**The request**.
Restate each line word for word. Leave out every picture.

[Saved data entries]
<<<<
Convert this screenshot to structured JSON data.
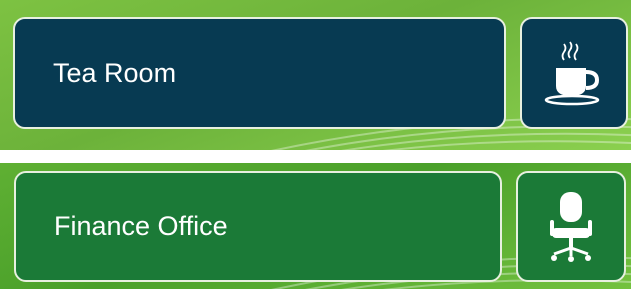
{
  "rooms": [
    {
      "name": "Tea Room",
      "icon": "coffee-cup-icon",
      "box_color": "#073a52",
      "background_color": "#7dc242"
    },
    {
      "name": "Finance Office",
      "icon": "office-chair-icon",
      "box_color": "#1b7a37",
      "background_color": "#5fb033"
    }
  ]
}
>>>>
**Task answer**.
Convert this screenshot to structured JSON data.
{
  "rooms": [
    {
      "name": "Tea Room",
      "icon": "coffee-cup-icon",
      "box_color": "#073a52",
      "background_color": "#7dc242"
    },
    {
      "name": "Finance Office",
      "icon": "office-chair-icon",
      "box_color": "#1b7a37",
      "background_color": "#5fb033"
    }
  ]
}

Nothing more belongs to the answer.